Look through the records and report how many lines include the word "crossing", with no other words.

--- Begin ---

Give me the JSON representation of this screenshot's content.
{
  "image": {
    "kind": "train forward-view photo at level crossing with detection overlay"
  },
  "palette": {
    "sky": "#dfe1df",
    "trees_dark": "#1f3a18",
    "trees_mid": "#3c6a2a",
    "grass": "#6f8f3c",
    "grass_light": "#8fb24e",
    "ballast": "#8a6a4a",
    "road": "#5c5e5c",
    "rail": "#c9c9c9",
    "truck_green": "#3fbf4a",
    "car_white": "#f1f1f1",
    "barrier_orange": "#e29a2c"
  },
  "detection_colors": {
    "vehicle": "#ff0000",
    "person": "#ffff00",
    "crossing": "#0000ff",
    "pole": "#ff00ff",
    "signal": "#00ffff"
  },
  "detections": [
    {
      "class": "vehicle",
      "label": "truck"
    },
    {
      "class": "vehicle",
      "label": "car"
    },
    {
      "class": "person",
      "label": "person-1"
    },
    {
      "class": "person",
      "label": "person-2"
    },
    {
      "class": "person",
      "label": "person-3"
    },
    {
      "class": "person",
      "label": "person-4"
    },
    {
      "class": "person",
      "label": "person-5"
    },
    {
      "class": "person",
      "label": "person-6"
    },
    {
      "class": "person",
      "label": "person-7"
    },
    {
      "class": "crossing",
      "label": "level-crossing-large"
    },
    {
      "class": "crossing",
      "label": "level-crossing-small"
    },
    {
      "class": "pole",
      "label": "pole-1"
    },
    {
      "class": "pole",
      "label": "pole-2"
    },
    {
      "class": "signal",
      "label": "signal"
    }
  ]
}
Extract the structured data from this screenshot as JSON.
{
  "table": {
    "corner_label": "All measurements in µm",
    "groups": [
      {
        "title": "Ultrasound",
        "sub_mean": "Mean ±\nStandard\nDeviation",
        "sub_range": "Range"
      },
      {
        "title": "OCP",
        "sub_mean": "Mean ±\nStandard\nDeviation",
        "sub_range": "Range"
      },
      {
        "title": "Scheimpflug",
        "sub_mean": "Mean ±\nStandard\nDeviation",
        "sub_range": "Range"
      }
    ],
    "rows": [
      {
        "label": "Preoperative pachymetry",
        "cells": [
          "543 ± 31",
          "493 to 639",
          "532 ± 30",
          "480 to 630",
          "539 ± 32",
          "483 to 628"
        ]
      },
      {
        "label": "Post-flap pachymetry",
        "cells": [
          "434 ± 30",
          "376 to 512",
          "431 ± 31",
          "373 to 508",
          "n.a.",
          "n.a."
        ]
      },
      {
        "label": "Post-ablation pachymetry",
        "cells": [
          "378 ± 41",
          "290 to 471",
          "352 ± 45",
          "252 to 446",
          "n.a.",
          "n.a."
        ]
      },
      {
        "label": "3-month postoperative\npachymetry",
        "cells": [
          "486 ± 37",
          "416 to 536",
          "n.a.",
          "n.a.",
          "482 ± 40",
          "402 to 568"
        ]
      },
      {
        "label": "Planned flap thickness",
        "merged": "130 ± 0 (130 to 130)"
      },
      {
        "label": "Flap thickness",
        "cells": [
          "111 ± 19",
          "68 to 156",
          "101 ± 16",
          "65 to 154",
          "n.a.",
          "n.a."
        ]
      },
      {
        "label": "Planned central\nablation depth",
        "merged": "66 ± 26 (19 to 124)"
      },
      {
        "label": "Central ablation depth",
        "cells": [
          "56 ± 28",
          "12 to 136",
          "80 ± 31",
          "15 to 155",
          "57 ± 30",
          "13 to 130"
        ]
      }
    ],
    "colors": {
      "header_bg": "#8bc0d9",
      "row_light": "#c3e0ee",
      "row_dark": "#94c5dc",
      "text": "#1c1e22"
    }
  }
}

--- End ---

**Right answer:** 6